Given problem →
Please answer these questions from the Southern Company earnings article:
(a) What did third-quarter sales come in at?
(b) How many customers does the company have?
(c) What was the initial cost estimate for the Kemper County plant?

══ Passage shown

So Hq

Source: The Southern Company 

The Southern Company (NYSE:SO) reported earnings this week, missing on the top line but beating on the bottom. This is the fourth straight quarter The Southern Company has exceeded earnings expectations – but is it time to buy this dividend stock? Here's what you need to know.

The numbers
On the top line, sales for The Southern Company's third quarter came in at $5.34 billion, just shy of its $5.4 billion estimate. Despite the slight miss, that still puts Southern's sales for this quarter above Q3 2013 ($5.0 billion) and Q3 2012 ($5.0 billion).

On the bottom line, Southern continued its earnings streak by pulling in $735 million, or $1.09 per share. That's a $0.02 beat over estimates, mimicking a recurring theme of exceeding earnings expectations. The company surprised by $0.04 to hit $0.50 EPS in Q4 2013, beat by $0.10 at $0.66 for Q1 2014, and squeaked past by $0.02 to $0.68 for Q2 2014. All of these quarters also reflect improvements over year-ago earnings.

From a longer-term perspective, The Southern Company's finances have been volatile, but steadily trending upwards over the past five years.

SO Revenue (TTM) Chart

Beyond the numbers
Financial numbers alone are never enough for a smart investor. With over 37,000 MW of regulated electricity generation, 9,000 MW of competitive power, and 4.4 million customers, The Southern Company is a major energy player with many moving parts.

On the regulated front, the utility's guaranteed return on equity means that there's essentially only one simple way to increase profit: increase sales. So far for 2014, weather-normalized sales paint a mixed picture. While Southern's residential customers are essentially unmoved and commercial tapered off, the industrial sector continues to consume more energy.

So Customer Sales

Source: The Southern Company Q3 2014 Earnings Presentation 

On the power generation front, The Southern Company hasn't made any major switches. While other energy utilities like Duke Power Corp (NYSE:DUK) have been moving away from coal, The Southern Company is relying on new technology to keep tapping this cheap, readily available fuel source.

The company's 582 MW Kemper County, Mississippi Integrated Gasification Combined Cycle (IGCC) is meant to turn coal into clean, affordable electricity. But increased costs and delays have turned this dream into a nightmare, and Southern Company stock has long been tarnished by this black mark.

From an initial $2.2 billion cost estimate and a 2013 construction end date, the price tag currently tops $6 billion (with $330 million added on this week) and is far from completion. The plant is currently powering itself off natural gas, and is expected to operate in its full "clean coal" capacity by the first half of 2016.

════
══ Rows

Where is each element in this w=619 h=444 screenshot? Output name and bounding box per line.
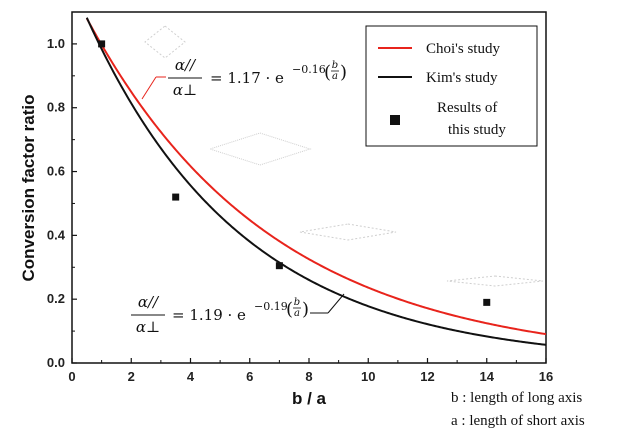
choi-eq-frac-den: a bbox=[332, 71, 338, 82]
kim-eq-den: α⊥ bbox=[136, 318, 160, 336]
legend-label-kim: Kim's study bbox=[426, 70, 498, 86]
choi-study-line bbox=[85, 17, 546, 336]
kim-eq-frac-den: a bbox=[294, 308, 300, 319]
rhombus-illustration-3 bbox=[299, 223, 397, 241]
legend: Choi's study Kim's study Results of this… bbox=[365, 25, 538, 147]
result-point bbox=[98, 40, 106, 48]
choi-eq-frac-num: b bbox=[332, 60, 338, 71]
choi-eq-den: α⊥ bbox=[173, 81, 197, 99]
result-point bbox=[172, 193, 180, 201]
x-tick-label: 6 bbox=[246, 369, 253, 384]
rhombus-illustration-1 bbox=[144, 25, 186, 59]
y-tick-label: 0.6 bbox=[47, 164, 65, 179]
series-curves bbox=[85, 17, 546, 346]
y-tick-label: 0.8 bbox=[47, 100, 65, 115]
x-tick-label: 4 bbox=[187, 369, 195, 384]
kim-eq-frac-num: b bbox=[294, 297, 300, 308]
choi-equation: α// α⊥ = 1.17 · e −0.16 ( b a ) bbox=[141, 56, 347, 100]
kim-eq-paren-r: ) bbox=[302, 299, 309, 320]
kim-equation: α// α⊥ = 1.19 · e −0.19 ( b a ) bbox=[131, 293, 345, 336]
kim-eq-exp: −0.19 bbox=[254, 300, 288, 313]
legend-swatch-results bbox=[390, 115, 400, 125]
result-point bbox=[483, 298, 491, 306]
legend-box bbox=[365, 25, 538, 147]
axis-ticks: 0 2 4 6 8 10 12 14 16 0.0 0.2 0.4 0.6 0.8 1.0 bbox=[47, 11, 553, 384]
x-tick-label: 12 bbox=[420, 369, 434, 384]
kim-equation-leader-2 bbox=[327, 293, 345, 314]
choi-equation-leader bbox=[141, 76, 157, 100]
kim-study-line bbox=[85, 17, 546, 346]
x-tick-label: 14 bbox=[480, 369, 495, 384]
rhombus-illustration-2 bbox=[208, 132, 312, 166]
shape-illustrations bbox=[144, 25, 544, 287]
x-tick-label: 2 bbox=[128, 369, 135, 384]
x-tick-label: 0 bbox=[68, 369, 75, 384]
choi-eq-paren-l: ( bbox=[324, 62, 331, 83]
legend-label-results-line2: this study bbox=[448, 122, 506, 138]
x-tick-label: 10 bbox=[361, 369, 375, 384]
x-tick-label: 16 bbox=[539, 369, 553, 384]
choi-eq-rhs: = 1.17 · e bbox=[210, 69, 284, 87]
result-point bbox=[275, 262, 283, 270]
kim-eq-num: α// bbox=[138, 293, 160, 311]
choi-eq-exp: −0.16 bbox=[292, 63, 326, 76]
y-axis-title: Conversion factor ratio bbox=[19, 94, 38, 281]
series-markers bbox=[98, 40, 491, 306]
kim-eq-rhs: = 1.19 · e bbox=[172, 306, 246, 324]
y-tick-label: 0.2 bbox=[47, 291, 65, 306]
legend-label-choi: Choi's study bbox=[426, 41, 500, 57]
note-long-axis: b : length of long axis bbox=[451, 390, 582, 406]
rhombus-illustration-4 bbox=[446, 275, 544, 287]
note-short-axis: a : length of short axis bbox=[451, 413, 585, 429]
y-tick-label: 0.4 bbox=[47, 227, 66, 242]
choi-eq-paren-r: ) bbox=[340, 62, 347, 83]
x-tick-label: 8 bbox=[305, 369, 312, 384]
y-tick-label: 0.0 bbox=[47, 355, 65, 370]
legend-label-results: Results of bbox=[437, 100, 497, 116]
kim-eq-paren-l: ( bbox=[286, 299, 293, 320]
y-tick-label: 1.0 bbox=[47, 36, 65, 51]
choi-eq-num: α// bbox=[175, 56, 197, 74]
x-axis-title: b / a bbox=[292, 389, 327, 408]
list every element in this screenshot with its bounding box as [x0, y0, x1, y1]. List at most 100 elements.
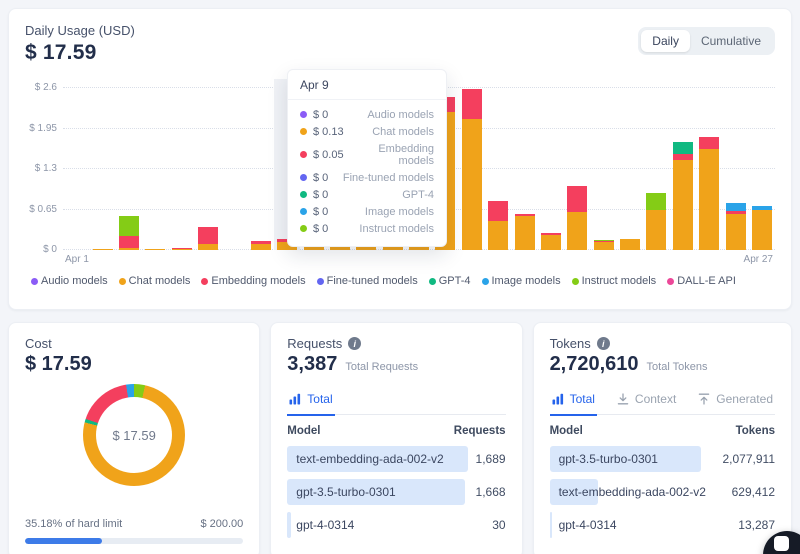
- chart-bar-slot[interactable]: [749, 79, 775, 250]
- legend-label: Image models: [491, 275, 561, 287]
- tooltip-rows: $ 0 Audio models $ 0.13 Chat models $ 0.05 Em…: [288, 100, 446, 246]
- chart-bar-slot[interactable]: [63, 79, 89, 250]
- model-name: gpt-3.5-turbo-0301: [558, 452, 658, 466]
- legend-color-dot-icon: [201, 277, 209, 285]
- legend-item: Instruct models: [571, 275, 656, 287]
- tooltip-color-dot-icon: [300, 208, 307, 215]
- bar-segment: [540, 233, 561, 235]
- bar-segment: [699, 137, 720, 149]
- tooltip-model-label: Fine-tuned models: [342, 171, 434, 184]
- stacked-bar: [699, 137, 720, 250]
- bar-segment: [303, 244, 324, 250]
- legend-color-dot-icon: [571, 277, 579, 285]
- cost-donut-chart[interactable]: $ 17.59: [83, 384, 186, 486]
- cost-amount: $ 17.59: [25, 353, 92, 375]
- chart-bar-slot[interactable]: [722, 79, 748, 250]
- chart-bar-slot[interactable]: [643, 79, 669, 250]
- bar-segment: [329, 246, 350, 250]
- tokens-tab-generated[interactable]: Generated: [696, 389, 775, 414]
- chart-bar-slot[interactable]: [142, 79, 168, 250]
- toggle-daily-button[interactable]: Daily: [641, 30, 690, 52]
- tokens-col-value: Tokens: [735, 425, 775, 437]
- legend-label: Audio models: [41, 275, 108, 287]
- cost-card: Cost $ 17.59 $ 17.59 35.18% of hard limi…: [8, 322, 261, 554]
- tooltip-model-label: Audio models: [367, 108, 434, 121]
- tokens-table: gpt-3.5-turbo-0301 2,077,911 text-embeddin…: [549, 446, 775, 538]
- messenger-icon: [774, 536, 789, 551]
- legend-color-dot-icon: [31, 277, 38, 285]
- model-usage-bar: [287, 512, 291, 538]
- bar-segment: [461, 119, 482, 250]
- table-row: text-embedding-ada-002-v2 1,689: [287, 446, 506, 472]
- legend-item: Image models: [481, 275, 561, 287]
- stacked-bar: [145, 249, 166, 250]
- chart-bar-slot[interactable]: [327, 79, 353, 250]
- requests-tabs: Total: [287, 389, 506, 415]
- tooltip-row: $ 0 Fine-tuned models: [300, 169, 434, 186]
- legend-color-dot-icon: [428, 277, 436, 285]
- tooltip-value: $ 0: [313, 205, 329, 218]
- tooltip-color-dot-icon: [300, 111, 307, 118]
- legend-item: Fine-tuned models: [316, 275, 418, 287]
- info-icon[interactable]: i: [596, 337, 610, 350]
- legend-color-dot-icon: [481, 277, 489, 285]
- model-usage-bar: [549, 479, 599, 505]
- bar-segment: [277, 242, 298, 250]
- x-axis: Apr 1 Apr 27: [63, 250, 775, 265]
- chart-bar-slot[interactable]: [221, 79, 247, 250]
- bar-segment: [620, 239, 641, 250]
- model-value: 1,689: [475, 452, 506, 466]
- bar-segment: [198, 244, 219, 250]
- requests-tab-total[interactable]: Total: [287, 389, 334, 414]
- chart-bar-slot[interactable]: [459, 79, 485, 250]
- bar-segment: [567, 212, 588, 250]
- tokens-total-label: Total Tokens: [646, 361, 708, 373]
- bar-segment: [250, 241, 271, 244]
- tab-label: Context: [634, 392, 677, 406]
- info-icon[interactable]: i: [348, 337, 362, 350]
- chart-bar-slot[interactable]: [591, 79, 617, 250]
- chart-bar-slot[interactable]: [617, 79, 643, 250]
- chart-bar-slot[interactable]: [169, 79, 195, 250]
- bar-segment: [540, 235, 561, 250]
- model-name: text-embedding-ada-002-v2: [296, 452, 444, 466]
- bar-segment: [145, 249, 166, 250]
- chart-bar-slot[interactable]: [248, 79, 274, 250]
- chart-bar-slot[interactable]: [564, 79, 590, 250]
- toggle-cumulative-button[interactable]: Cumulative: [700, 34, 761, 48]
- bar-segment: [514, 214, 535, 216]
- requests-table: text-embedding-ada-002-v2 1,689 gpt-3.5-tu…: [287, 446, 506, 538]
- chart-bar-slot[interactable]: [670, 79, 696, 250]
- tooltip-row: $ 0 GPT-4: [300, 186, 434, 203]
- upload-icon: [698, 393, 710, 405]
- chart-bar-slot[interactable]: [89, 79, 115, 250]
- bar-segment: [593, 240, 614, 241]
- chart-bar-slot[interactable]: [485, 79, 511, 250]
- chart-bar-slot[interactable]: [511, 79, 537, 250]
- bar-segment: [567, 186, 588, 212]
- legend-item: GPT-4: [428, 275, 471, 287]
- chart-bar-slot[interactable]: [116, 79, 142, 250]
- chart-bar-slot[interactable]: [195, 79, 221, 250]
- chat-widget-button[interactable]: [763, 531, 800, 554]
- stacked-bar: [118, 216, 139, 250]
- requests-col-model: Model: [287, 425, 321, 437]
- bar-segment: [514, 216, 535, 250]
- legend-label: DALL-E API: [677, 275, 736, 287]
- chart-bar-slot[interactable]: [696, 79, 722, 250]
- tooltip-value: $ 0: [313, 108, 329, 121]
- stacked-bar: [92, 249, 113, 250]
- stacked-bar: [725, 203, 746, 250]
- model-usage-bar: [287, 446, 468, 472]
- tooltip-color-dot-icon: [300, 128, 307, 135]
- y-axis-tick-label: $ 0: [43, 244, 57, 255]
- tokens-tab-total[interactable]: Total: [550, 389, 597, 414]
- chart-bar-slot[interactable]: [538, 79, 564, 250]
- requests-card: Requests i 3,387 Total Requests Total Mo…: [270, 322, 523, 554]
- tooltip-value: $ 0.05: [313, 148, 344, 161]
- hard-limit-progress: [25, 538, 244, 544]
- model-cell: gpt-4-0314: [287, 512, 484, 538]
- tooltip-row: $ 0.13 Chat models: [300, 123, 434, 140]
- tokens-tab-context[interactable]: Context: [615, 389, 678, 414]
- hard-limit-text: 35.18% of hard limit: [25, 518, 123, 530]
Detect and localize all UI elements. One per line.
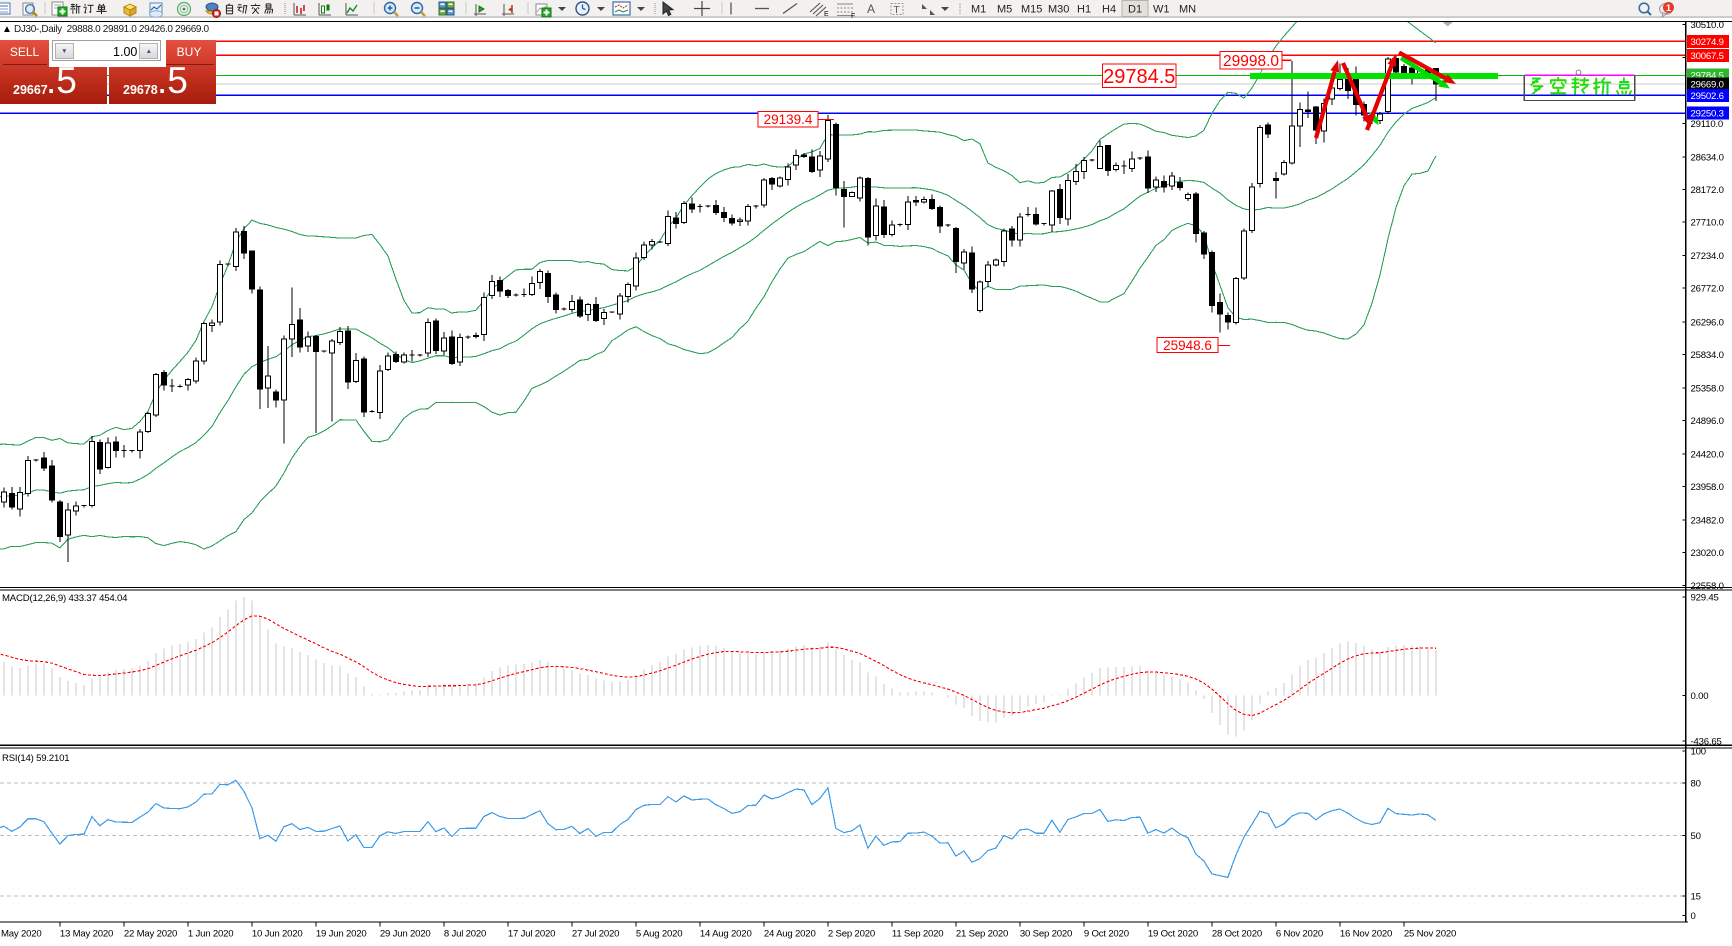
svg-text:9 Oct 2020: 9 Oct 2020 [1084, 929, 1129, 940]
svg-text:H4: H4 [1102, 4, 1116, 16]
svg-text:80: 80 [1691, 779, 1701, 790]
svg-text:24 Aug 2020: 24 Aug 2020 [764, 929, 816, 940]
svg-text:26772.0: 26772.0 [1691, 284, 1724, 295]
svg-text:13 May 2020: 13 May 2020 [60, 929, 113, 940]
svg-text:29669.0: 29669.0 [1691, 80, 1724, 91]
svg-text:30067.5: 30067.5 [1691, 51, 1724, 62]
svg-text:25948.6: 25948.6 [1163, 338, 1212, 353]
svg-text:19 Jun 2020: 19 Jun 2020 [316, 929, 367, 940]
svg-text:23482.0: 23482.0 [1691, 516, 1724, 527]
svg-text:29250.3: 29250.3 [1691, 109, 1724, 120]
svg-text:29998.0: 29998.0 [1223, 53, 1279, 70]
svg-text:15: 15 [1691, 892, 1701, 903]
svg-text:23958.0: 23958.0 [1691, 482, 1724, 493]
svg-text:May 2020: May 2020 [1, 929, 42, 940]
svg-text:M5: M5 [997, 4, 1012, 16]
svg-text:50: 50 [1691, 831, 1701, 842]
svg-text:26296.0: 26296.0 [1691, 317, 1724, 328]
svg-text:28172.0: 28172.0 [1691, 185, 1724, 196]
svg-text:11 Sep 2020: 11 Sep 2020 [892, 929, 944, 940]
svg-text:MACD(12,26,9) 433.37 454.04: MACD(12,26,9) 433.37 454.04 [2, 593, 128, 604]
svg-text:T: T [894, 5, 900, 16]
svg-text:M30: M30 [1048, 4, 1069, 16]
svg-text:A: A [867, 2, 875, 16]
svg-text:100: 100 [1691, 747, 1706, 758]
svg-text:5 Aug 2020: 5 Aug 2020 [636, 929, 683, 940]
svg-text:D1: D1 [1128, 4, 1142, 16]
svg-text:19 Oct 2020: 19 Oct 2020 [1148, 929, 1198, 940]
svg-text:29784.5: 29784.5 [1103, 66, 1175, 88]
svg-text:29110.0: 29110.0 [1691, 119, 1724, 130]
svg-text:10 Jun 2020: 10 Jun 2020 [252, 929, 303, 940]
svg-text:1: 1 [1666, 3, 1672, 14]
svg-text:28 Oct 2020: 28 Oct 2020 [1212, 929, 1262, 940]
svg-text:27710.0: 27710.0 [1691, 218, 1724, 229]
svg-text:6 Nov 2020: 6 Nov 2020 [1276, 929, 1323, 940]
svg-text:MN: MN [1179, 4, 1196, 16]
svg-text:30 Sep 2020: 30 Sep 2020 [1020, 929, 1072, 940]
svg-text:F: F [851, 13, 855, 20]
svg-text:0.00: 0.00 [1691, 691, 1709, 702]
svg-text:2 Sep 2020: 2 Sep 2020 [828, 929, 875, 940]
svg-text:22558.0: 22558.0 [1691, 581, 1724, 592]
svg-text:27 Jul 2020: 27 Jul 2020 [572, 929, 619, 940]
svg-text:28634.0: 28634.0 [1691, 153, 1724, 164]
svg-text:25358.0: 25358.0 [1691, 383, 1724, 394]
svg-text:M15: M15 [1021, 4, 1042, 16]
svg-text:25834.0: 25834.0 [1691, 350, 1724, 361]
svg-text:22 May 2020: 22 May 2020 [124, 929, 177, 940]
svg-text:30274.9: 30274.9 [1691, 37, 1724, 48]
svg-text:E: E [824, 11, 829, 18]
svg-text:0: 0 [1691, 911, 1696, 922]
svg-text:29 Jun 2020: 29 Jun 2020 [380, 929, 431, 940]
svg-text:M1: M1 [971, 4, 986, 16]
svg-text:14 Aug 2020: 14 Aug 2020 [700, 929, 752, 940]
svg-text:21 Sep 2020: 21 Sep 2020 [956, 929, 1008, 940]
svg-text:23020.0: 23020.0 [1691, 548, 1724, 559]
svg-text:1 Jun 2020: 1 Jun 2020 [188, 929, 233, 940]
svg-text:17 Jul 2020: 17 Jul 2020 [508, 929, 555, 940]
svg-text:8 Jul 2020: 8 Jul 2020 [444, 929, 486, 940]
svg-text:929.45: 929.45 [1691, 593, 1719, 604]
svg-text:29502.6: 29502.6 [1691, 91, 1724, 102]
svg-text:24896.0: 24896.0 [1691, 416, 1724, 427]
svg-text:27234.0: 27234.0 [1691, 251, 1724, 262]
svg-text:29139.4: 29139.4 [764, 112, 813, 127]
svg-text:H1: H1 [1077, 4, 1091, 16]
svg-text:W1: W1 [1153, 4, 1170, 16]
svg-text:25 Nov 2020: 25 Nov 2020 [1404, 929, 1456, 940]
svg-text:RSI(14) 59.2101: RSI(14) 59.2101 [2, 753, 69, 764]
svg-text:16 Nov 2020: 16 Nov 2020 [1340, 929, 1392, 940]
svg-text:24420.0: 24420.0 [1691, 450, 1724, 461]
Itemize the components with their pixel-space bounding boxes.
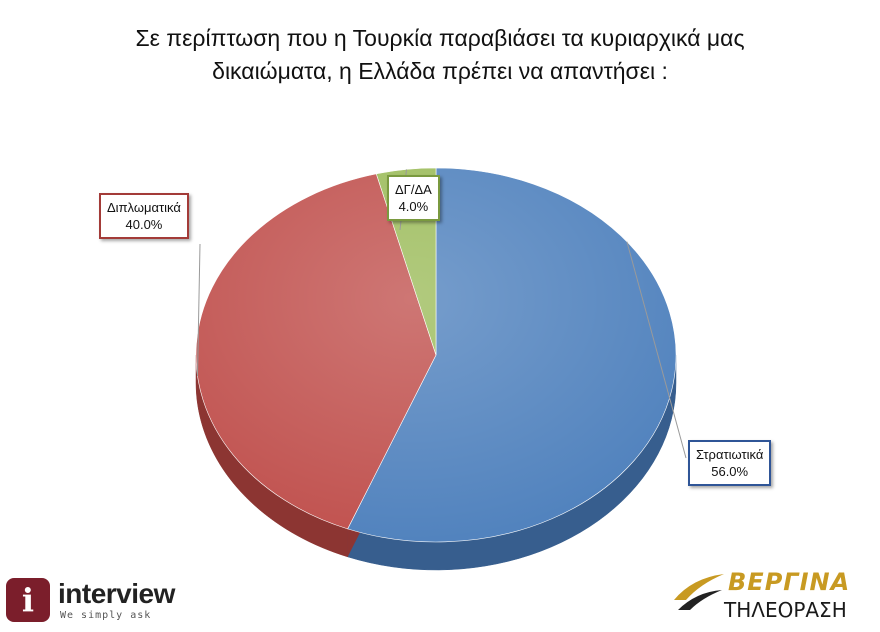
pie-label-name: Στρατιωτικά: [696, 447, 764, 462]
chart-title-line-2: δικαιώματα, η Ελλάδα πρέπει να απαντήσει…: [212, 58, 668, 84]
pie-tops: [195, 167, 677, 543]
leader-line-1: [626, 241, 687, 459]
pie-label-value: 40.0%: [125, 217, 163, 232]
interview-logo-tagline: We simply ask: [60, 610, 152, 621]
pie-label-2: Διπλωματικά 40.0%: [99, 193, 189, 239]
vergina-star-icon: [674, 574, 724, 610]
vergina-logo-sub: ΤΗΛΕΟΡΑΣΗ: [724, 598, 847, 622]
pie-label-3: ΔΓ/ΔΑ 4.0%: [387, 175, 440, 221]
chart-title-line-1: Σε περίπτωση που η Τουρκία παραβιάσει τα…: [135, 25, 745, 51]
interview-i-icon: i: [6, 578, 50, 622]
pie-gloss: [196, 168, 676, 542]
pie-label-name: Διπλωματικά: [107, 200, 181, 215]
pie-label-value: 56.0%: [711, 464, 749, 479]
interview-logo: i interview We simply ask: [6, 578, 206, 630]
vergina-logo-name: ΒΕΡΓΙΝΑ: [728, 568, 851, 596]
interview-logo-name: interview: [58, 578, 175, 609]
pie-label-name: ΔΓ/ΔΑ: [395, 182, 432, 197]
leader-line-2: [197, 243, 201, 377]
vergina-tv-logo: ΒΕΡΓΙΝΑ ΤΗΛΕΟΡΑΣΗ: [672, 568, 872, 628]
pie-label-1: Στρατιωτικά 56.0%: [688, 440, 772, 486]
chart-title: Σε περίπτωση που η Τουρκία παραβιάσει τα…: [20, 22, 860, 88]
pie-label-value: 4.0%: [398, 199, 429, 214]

════

The result →
(a) $5.34 billion
(b) 4.4 million
(c) $2.2 billion